# Excerpted records start
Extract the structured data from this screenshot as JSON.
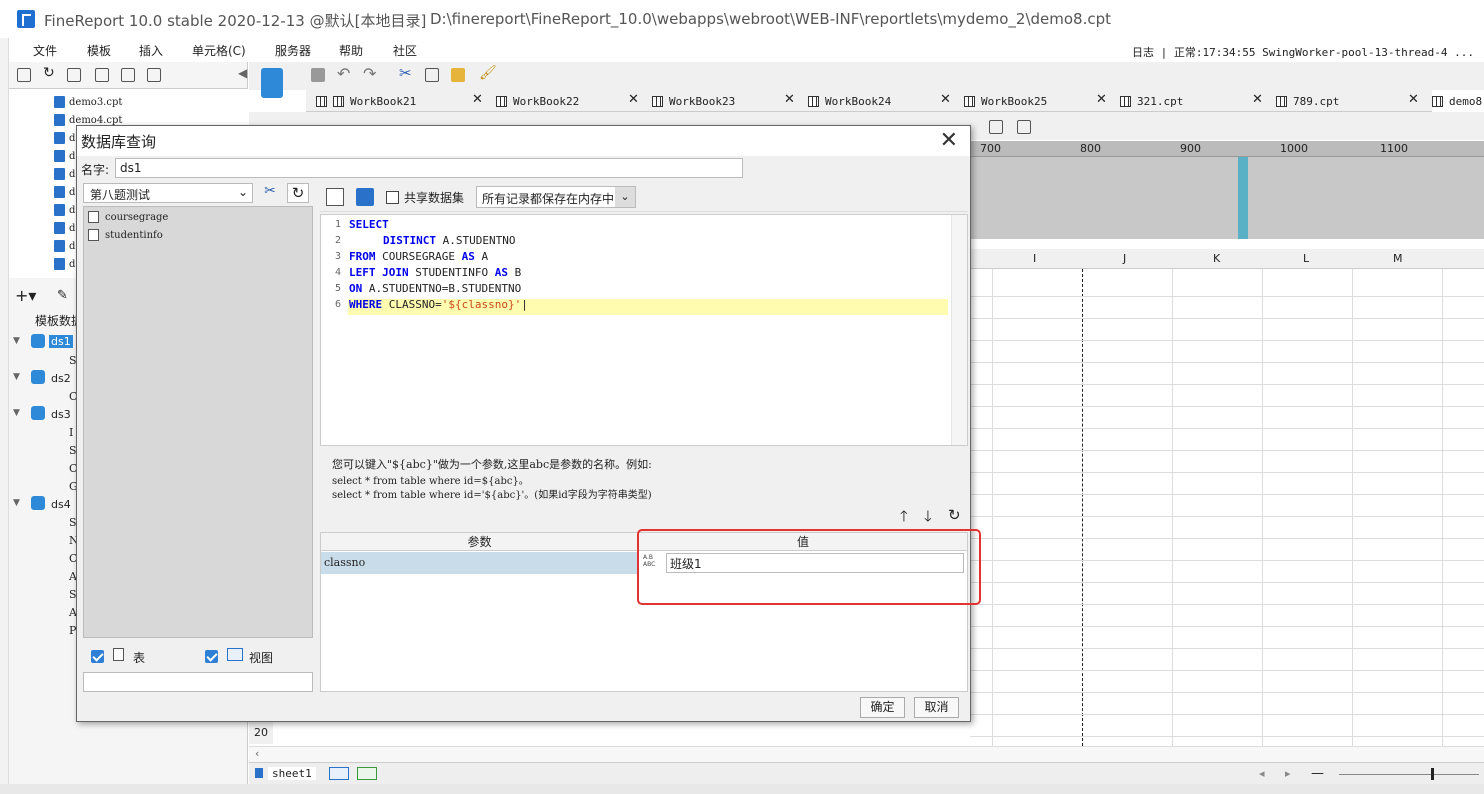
{
  "window": {
    "title": "FineReport 10.0 stable 2020-12-13 @默认[本地目录]",
    "path": "D:\\finereport\\FineReport_10.0\\webapps\\webroot\\WEB-INF\\reportlets\\mydemo_2\\demo8.cpt"
  },
  "menu": [
    "文件",
    "模板",
    "插入",
    "单元格(C)",
    "服务器",
    "帮助",
    "社区"
  ],
  "status": "日志 | 正常:17:34:55 SwingWorker-pool-13-thread-4 ...",
  "file_tree": [
    "demo3.cpt",
    "demo4.cpt",
    "d",
    "d",
    "d",
    "d",
    "d",
    "d",
    "d",
    "d"
  ],
  "left_panel": {
    "section_label": "模板数据",
    "datasets": [
      {
        "name": "ds1",
        "fields": [
          "S"
        ]
      },
      {
        "name": "ds2",
        "fields": [
          "C"
        ]
      },
      {
        "name": "ds3",
        "fields": [
          "I",
          "S",
          "C",
          "G"
        ]
      },
      {
        "name": "ds4",
        "fields": [
          "S",
          "N",
          "C",
          "A",
          "S",
          "A",
          "P"
        ]
      }
    ]
  },
  "tabs": [
    "WorkBook21",
    "WorkBook22",
    "WorkBook23",
    "WorkBook24",
    "WorkBook25",
    "321.cpt",
    "789.cpt",
    "demo8."
  ],
  "ruler": [
    "700",
    "800",
    "900",
    "1000",
    "1100"
  ],
  "columns": [
    "I",
    "J",
    "K",
    "L",
    "M"
  ],
  "row_label": "20",
  "sheet": {
    "name": "sheet1"
  },
  "dialog": {
    "title": "数据库查询",
    "name_label": "名字:",
    "name_value": "ds1",
    "connection": "第八题测试",
    "tables": [
      "coursegrage",
      "studentinfo"
    ],
    "share_label": "共享数据集",
    "memory_option": "所有记录都保存在内存中",
    "sql_lines": [
      {
        "n": "1",
        "kw": "SELECT",
        "rest": ""
      },
      {
        "n": "2",
        "kw": "DISTINCT",
        "rest": " A.STUDENTNO"
      },
      {
        "n": "3",
        "kw": "FROM",
        "rest": " COURSEGRAGE "
      },
      {
        "n": "4",
        "kw": "LEFT JOIN",
        "rest": " STUDENTINFO "
      },
      {
        "n": "5",
        "kw": "ON",
        "rest": " A.STUDENTNO=B.STUDENTNO"
      },
      {
        "n": "6",
        "kw": "WHERE",
        "rest": " CLASSNO="
      }
    ],
    "sql_extra": {
      "as1": "AS",
      "a": " A",
      "as2": "AS",
      "b": " B",
      "param": "'${classno}'"
    },
    "hint": {
      "line1": "您可以键入\"${abc}\"做为一个参数,这里abc是参数的名称。例如:",
      "line2": "select * from table where id=${abc}。",
      "line3": "select * from table where id='${abc}'。(如果id字段为字符串类型)"
    },
    "param_header": {
      "param": "参数",
      "value": "值"
    },
    "params": [
      {
        "name": "classno",
        "value": "班级1"
      }
    ],
    "type_badge": "A.B ABC",
    "table_label": "表",
    "view_label": "视图",
    "ok": "确定",
    "cancel": "取消"
  }
}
# Excerpted records end
◆ Exercise: Show every line that contains the word "STUDENTNO".

◆ Answer to the exercise:
        "rest": " A.STUDENTNO"
        "rest": " A.STUDENTNO=B.STUDENTNO"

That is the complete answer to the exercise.